--- EXERCICES À TRAITER ---
[A] Imprimez le passage de l'article sur le commerce mondial qui commence à « La directrice de » et se termine à « accordé à la BBC. ».
[B] Résumez en deux phrases l'article sur le commerce mondial.

La directrice de l’OMC met en garde: “Nous espérons ne pas revenir au protectionnisme des années 1930”

Le commerce mondial traverse une période mouvementée, affirme la directrice générale de l’Organisation mondiale du commerce (OMC), le Dr Ngozi Okonjo-Iweala dans un long entretien à la BBC.

Le commerce mondial “ne traverse pas la meilleure des périodes en ce moment”. C’est l’aveu – en mode euphémisme – de la directrice générale de l’Organisation mondiale du commerce (OMC), le Dr Ngozi Okonjo-Iweala. “Nous observons un protectionnisme croissant, un certain affaiblissement des règles de l’OMC, et cela conduit à une fragmentation,” explique-t-elle dans un long entretien accordé à la BBC.  

Les tensions commerciales ont été exacerbées ces derniers temps par des mesures récentes de l’Union européenne et des États-Unis visant les importations de véhicules électriques chinois. L’UE a imposé des droits de douane provisoires allant jusqu’à 37,4 % sur ces véhicules, tandis que les États-Unis ont introduit des droits de douane de 100 % au mois de mai. Les deux blocs accusent la Chine de subventionner de manière déloyale son secteur des VE, permettant ainsi aux producteurs chinois d’exporter à des prix injustement bas, menaçant les emplois en Occident.

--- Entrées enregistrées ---
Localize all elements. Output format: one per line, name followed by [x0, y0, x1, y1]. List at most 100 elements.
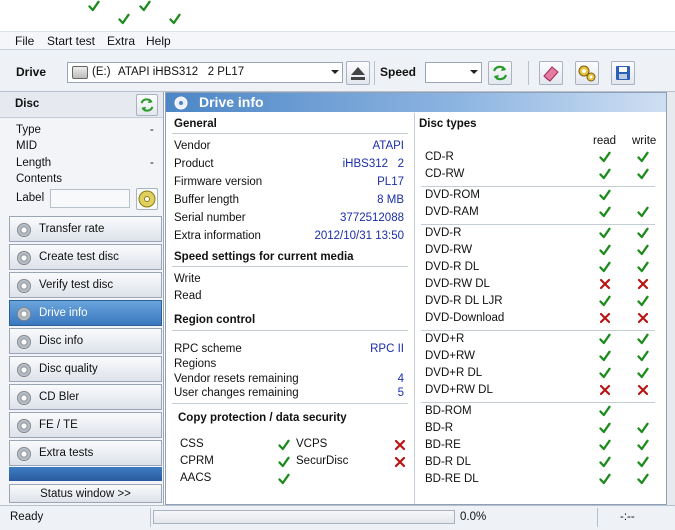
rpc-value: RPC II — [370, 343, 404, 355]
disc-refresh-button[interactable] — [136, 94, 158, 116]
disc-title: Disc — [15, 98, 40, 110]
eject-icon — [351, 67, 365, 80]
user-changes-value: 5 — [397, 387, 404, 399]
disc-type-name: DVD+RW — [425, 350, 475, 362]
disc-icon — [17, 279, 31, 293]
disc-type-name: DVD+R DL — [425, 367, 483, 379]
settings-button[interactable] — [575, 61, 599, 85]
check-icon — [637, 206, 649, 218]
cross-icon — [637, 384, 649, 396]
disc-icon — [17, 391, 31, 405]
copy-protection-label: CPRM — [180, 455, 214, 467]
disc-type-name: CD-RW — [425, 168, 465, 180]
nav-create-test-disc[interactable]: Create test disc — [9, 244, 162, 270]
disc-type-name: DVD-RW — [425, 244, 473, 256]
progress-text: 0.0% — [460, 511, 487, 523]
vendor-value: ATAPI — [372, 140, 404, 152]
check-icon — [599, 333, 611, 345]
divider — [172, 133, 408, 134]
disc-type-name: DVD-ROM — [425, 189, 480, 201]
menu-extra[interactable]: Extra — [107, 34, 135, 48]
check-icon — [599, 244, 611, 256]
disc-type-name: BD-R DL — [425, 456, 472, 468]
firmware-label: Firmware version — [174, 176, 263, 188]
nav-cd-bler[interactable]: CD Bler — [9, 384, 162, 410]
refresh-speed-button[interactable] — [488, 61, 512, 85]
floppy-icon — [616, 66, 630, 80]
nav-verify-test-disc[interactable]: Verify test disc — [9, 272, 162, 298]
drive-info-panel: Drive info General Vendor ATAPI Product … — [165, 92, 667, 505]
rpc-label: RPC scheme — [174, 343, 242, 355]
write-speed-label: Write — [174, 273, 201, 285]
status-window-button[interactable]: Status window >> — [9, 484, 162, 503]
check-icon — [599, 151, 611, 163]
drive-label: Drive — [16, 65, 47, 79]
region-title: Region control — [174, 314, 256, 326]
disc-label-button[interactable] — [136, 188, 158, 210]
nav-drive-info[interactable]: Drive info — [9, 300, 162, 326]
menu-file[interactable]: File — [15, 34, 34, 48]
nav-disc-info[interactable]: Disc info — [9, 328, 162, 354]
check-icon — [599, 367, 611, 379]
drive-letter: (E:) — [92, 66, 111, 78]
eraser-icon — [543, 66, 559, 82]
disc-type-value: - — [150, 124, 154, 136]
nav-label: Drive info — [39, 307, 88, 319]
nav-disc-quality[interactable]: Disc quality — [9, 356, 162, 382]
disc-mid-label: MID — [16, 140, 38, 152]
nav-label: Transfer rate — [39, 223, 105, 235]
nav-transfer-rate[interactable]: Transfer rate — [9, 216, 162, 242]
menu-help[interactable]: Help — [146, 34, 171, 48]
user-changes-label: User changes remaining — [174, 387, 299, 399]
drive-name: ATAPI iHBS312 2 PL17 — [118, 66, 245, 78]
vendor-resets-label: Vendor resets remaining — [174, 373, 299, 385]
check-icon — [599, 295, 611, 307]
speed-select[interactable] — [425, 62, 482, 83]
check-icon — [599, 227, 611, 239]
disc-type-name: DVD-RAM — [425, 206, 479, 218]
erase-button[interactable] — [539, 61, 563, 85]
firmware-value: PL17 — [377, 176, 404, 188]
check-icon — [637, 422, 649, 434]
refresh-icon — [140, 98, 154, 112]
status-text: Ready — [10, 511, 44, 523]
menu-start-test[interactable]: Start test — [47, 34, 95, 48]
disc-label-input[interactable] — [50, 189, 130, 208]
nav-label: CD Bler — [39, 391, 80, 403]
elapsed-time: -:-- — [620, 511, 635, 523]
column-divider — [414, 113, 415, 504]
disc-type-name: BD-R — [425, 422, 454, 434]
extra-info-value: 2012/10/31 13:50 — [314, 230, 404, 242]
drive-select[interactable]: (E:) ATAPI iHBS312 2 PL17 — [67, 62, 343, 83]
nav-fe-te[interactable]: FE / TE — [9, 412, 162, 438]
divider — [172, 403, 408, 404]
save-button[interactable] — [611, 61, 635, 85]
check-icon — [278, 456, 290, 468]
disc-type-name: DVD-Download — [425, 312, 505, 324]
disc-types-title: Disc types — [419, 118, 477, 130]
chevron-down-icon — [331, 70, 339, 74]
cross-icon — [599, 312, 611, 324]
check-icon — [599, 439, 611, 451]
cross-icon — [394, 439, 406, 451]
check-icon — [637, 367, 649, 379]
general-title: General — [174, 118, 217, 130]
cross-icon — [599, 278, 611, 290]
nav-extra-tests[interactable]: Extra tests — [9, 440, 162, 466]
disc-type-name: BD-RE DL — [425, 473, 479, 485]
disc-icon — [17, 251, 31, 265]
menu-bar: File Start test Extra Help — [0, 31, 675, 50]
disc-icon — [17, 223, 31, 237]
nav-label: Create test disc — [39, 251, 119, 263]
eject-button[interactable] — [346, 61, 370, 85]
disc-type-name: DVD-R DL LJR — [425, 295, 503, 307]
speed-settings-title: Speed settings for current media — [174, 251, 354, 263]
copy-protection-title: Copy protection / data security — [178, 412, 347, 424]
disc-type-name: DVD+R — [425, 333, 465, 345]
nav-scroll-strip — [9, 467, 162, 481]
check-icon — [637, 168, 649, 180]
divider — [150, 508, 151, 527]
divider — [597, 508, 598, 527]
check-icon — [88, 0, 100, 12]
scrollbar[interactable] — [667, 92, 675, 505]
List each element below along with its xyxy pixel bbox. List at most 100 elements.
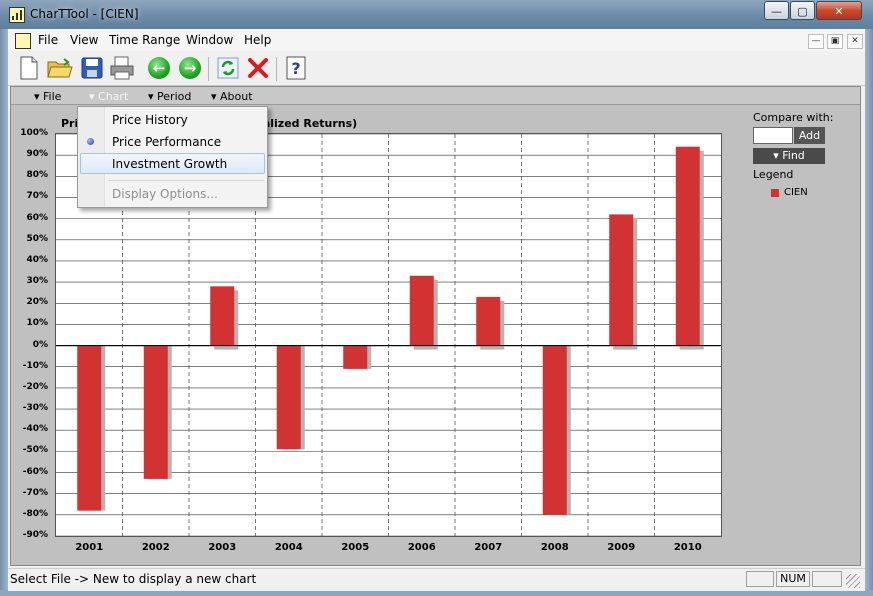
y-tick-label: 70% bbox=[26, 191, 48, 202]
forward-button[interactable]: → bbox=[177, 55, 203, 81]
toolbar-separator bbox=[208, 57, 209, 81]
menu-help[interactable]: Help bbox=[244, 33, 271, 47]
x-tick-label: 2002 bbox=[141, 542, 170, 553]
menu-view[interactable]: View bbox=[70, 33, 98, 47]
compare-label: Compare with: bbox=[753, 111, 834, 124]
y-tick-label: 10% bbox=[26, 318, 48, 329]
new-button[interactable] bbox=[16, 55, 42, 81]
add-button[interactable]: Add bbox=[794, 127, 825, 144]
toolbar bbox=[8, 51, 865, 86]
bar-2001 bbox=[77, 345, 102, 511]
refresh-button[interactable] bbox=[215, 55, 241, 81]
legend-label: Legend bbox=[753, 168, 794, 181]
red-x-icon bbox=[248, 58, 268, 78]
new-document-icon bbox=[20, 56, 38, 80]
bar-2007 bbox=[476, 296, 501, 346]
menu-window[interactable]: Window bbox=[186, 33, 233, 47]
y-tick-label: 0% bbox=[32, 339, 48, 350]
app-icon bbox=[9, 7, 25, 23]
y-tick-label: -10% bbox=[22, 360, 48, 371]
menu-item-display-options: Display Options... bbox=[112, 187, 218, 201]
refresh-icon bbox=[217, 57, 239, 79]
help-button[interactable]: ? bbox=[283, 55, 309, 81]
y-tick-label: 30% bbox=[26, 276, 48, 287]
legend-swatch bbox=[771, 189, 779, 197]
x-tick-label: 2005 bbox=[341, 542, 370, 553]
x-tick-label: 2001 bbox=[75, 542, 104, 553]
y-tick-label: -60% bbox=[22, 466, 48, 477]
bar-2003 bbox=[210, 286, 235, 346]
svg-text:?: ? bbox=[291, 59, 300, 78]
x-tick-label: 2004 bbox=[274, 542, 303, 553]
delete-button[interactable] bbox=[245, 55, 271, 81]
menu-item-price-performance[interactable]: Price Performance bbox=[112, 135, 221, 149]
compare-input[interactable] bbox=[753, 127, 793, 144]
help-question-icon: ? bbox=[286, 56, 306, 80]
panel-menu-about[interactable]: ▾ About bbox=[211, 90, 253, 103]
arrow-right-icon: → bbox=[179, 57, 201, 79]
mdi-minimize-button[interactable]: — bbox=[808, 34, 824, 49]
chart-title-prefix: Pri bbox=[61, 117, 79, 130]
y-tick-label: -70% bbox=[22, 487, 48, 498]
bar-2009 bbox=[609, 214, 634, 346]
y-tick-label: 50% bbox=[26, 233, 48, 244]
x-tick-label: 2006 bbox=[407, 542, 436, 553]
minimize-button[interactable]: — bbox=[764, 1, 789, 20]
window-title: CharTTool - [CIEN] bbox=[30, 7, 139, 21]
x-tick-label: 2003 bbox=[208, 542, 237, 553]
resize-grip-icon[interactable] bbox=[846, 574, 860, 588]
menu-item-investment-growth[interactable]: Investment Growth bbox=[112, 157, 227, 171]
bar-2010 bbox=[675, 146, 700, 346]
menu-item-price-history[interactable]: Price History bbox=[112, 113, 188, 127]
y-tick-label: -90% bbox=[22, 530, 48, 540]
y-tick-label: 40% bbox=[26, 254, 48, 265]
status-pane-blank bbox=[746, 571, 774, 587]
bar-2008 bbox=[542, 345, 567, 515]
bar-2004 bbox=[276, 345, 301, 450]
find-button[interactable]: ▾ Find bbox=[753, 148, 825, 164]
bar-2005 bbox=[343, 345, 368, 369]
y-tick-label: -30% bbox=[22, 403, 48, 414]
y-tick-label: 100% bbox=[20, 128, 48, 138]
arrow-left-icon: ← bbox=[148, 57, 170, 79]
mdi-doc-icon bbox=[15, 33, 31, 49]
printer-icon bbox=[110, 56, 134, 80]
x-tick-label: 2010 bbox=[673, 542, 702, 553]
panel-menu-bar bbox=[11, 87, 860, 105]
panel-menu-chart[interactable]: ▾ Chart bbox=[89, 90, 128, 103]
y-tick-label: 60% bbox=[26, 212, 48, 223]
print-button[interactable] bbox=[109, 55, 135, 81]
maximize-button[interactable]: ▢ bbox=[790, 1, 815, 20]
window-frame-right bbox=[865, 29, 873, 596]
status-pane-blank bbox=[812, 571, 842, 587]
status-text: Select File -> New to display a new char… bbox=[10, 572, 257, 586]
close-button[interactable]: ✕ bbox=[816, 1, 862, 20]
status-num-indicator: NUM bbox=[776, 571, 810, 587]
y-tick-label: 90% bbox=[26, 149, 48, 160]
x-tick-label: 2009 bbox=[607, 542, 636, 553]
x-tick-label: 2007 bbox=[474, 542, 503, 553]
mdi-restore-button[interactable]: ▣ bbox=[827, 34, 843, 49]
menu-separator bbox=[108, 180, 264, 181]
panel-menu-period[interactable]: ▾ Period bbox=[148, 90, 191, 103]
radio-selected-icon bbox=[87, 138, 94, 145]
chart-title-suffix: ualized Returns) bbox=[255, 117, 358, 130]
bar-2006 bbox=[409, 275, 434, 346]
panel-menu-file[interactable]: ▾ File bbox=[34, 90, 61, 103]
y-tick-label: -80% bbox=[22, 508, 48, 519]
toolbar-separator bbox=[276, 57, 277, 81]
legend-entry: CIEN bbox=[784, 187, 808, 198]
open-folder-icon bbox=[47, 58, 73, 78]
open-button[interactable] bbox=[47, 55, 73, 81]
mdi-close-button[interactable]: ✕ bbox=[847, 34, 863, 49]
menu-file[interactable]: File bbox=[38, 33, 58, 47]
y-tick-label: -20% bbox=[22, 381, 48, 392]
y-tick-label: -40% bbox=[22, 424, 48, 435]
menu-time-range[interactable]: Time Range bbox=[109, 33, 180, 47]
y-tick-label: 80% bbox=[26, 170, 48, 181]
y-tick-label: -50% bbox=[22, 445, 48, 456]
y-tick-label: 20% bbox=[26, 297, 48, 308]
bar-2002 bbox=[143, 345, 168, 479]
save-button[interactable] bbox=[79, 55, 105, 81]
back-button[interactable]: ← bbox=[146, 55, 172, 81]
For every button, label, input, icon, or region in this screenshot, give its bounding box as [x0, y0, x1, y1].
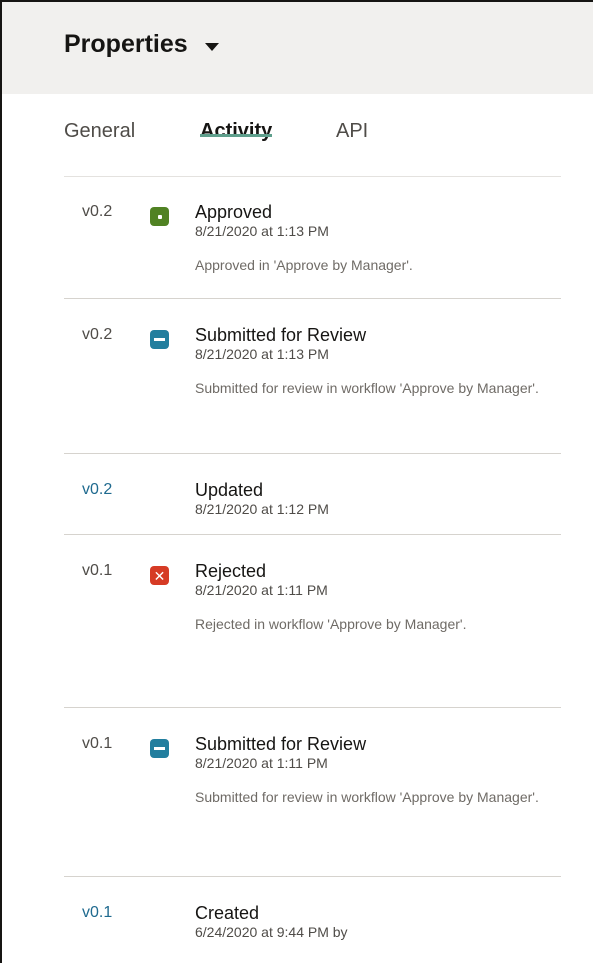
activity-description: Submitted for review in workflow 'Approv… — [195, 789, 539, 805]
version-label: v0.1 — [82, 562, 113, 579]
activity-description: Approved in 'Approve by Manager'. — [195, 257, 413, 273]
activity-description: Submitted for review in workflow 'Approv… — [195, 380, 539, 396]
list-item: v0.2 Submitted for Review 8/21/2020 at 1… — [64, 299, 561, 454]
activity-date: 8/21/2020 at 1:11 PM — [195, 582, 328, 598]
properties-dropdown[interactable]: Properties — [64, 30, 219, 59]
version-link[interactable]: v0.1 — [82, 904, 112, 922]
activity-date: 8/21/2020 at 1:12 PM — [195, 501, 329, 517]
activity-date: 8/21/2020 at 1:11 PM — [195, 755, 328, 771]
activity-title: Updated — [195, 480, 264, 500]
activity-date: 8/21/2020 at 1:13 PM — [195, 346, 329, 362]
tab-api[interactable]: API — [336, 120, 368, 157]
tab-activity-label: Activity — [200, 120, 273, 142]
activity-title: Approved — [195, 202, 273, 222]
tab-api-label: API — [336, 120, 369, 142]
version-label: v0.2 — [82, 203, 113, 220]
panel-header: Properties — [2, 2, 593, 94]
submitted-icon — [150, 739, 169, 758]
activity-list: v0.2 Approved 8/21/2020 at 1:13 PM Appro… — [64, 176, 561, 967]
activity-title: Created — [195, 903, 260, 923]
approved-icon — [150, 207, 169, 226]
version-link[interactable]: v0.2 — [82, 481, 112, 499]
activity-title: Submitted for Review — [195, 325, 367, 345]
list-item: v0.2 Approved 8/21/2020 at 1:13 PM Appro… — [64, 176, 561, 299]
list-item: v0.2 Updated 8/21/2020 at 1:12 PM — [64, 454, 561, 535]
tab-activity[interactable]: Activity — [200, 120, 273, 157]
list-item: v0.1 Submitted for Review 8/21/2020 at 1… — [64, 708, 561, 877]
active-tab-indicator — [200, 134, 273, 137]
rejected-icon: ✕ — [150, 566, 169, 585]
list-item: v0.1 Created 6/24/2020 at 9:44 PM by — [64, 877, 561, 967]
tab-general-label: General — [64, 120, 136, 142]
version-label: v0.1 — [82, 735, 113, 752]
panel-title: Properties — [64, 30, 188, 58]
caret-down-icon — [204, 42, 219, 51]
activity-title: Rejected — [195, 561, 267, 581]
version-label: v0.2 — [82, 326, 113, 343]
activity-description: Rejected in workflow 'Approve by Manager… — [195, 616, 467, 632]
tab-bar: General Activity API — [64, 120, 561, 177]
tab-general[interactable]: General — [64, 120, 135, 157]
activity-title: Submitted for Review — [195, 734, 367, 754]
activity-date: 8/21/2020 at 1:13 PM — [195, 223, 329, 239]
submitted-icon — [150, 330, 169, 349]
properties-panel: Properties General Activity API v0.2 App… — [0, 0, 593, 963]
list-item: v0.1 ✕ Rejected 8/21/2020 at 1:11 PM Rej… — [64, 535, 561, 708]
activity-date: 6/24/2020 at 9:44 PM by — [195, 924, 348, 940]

--- RÉPONSES ATTENDUES ---
[A]
La directrice de l’OMC met en garde: “Nous espérons ne pas revenir au protectionnisme des années 1930”

Le commerce mondial traverse une période mouvementée, affirme la directrice générale de l’Organisation mondiale du commerce (OMC), le Dr Ngozi Okonjo-Iweala dans un long entretien à la BBC.

Le commerce mondial “ne traverse pas la meilleure des périodes en ce moment”. C’est l’aveu – en mode euphémisme – de la directrice générale de l’Organisation mondiale du commerce (OMC), le Dr Ngozi Okonjo-Iweala. “Nous observons un protectionnisme croissant, un certain affaiblissement des règles de l’OMC, et cela conduit à une fragmentation,” explique-t-elle dans un long entretien accordé à la BBC.

[B] Dans un long entretien accordé à la BBC, la directrice générale de l'OMC, le Dr Ngozi Okonjo-Iweala, affirme que le commerce mondial traverse une période mouvementée, marquée par un protectionnisme croissant et un certain affaiblissement des règles de l'OMC qui conduisent à une fragmentation. Ces tensions ont été exacerbées par les droits de douane que l'Union européenne (provisoires, jusqu'à 37,4 %) et les États-Unis (100 %) ont imposés sur les véhicules électriques chinois, les deux blocs accusant la Chine de subventionner ce secteur de manière déloyale.